#### [Short task]
Will you output the entries below exactly, skipping every image they contain?

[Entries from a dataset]
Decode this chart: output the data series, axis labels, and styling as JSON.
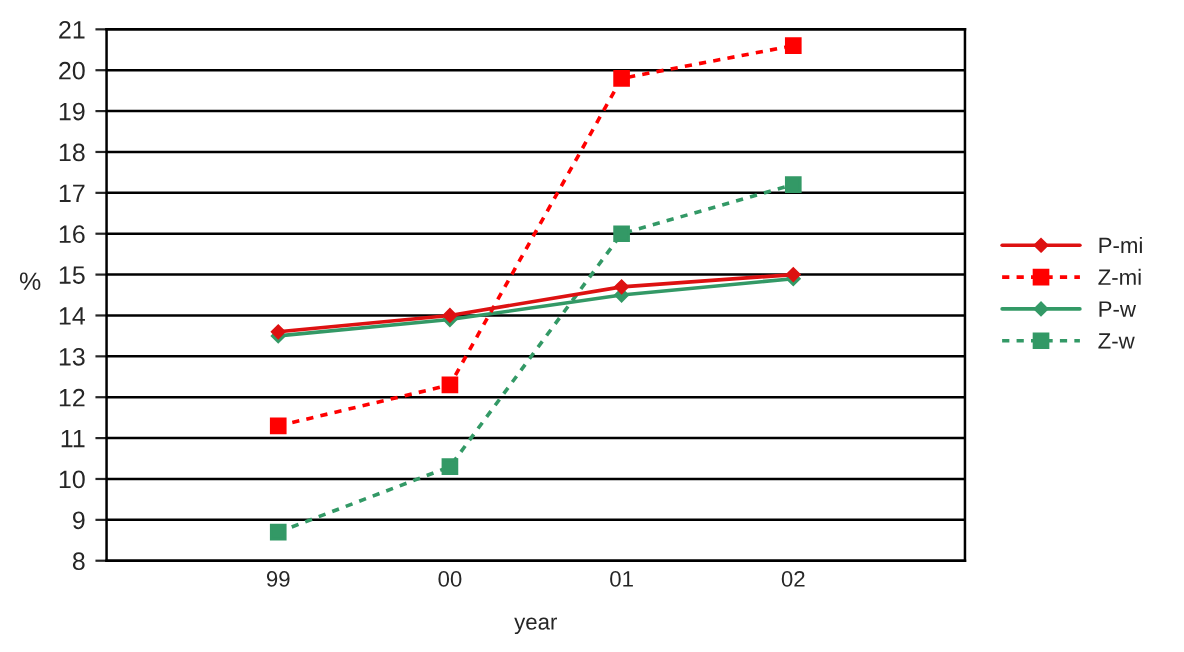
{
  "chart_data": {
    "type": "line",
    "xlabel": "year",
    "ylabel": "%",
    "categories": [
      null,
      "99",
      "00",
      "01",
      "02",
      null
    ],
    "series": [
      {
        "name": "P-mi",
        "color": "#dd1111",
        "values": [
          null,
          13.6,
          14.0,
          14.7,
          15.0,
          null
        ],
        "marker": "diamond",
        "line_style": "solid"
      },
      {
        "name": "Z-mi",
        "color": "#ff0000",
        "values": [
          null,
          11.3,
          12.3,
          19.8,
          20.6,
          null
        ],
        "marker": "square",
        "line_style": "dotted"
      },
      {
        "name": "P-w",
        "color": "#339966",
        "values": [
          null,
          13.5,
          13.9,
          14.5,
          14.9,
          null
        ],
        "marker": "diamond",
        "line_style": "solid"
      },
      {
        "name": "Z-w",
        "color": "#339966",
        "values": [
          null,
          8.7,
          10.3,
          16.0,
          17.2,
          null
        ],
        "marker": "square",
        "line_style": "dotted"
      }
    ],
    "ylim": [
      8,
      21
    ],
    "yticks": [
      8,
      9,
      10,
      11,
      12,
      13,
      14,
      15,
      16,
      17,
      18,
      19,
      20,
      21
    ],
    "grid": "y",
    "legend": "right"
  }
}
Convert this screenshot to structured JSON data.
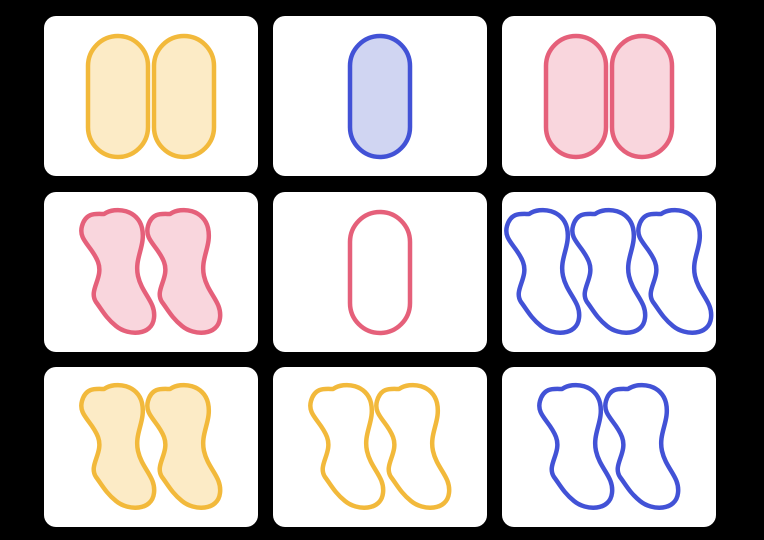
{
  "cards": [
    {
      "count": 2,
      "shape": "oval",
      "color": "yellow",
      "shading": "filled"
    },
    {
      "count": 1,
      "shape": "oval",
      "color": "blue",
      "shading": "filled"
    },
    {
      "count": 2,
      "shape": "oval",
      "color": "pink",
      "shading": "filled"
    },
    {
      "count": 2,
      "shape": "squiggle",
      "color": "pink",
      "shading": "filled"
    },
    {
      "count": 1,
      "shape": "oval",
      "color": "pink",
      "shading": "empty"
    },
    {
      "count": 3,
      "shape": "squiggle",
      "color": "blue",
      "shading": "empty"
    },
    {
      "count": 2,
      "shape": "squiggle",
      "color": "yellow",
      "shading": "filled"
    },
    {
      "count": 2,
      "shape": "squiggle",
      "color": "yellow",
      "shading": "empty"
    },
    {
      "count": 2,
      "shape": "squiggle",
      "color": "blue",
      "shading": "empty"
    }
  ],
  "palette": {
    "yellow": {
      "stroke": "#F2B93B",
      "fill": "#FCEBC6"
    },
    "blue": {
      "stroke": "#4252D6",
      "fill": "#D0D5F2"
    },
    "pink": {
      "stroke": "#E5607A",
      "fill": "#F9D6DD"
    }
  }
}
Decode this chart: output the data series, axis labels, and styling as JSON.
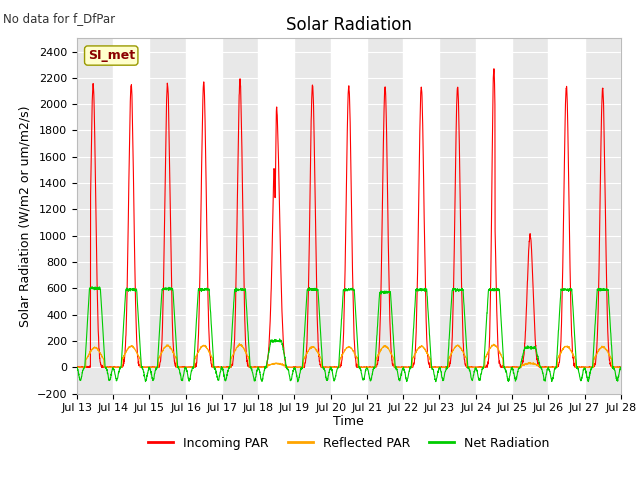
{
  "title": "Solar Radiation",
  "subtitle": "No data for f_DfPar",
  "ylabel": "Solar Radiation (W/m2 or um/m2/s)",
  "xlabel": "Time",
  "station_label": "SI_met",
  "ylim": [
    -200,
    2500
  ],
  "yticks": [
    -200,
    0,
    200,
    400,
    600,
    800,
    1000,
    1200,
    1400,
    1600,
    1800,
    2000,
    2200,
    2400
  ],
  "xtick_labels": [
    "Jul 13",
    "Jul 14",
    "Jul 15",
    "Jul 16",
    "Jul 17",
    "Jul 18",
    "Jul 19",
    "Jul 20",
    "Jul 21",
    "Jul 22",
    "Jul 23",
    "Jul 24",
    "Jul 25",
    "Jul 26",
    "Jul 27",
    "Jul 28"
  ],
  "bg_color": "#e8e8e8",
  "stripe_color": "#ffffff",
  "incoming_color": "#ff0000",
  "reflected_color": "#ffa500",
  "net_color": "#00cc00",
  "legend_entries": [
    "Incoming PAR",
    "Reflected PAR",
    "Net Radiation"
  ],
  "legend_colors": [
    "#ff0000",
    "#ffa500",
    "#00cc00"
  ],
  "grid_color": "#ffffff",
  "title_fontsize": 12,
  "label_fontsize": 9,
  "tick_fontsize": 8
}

#### [Answer for this exercise]
Decode this chart: output the data series, axis labels, and styling as JSON.
{
  "chart_data": {
    "type": "line",
    "xlabel": "year",
    "ylabel": "%",
    "categories": [
      null,
      "99",
      "00",
      "01",
      "02",
      null
    ],
    "series": [
      {
        "name": "P-mi",
        "color": "#dd1111",
        "values": [
          null,
          13.6,
          14.0,
          14.7,
          15.0,
          null
        ],
        "marker": "diamond",
        "line_style": "solid"
      },
      {
        "name": "Z-mi",
        "color": "#ff0000",
        "values": [
          null,
          11.3,
          12.3,
          19.8,
          20.6,
          null
        ],
        "marker": "square",
        "line_style": "dotted"
      },
      {
        "name": "P-w",
        "color": "#339966",
        "values": [
          null,
          13.5,
          13.9,
          14.5,
          14.9,
          null
        ],
        "marker": "diamond",
        "line_style": "solid"
      },
      {
        "name": "Z-w",
        "color": "#339966",
        "values": [
          null,
          8.7,
          10.3,
          16.0,
          17.2,
          null
        ],
        "marker": "square",
        "line_style": "dotted"
      }
    ],
    "ylim": [
      8,
      21
    ],
    "yticks": [
      8,
      9,
      10,
      11,
      12,
      13,
      14,
      15,
      16,
      17,
      18,
      19,
      20,
      21
    ],
    "grid": "y",
    "legend": "right"
  }
}
Convert this screenshot to structured JSON data.
{
  "cards": [
    {
      "count": 2,
      "shape": "oval",
      "color": "yellow",
      "shading": "filled"
    },
    {
      "count": 1,
      "shape": "oval",
      "color": "blue",
      "shading": "filled"
    },
    {
      "count": 2,
      "shape": "oval",
      "color": "pink",
      "shading": "filled"
    },
    {
      "count": 2,
      "shape": "squiggle",
      "color": "pink",
      "shading": "filled"
    },
    {
      "count": 1,
      "shape": "oval",
      "color": "pink",
      "shading": "empty"
    },
    {
      "count": 3,
      "shape": "squiggle",
      "color": "blue",
      "shading": "empty"
    },
    {
      "count": 2,
      "shape": "squiggle",
      "color": "yellow",
      "shading": "filled"
    },
    {
      "count": 2,
      "shape": "squiggle",
      "color": "yellow",
      "shading": "empty"
    },
    {
      "count": 2,
      "shape": "squiggle",
      "color": "blue",
      "shading": "empty"
    }
  ],
  "palette": {
    "yellow": {
      "stroke": "#F2B93B",
      "fill": "#FCEBC6"
    },
    "blue": {
      "stroke": "#4252D6",
      "fill": "#D0D5F2"
    },
    "pink": {
      "stroke": "#E5607A",
      "fill": "#F9D6DD"
    }
  }
}
Decode this chart: output the data series, axis labels, and styling as JSON.
{
  "title": "Solar Radiation",
  "subtitle": "No data for f_DfPar",
  "ylabel": "Solar Radiation (W/m2 or um/m2/s)",
  "xlabel": "Time",
  "station_label": "SI_met",
  "ylim": [
    -200,
    2500
  ],
  "yticks": [
    -200,
    0,
    200,
    400,
    600,
    800,
    1000,
    1200,
    1400,
    1600,
    1800,
    2000,
    2200,
    2400
  ],
  "xtick_labels": [
    "Jul 13",
    "Jul 14",
    "Jul 15",
    "Jul 16",
    "Jul 17",
    "Jul 18",
    "Jul 19",
    "Jul 20",
    "Jul 21",
    "Jul 22",
    "Jul 23",
    "Jul 24",
    "Jul 25",
    "Jul 26",
    "Jul 27",
    "Jul 28"
  ],
  "bg_color": "#e8e8e8",
  "stripe_color": "#ffffff",
  "incoming_color": "#ff0000",
  "reflected_color": "#ffa500",
  "net_color": "#00cc00",
  "legend_entries": [
    "Incoming PAR",
    "Reflected PAR",
    "Net Radiation"
  ],
  "legend_colors": [
    "#ff0000",
    "#ffa500",
    "#00cc00"
  ],
  "grid_color": "#ffffff",
  "title_fontsize": 12,
  "label_fontsize": 9,
  "tick_fontsize": 8
}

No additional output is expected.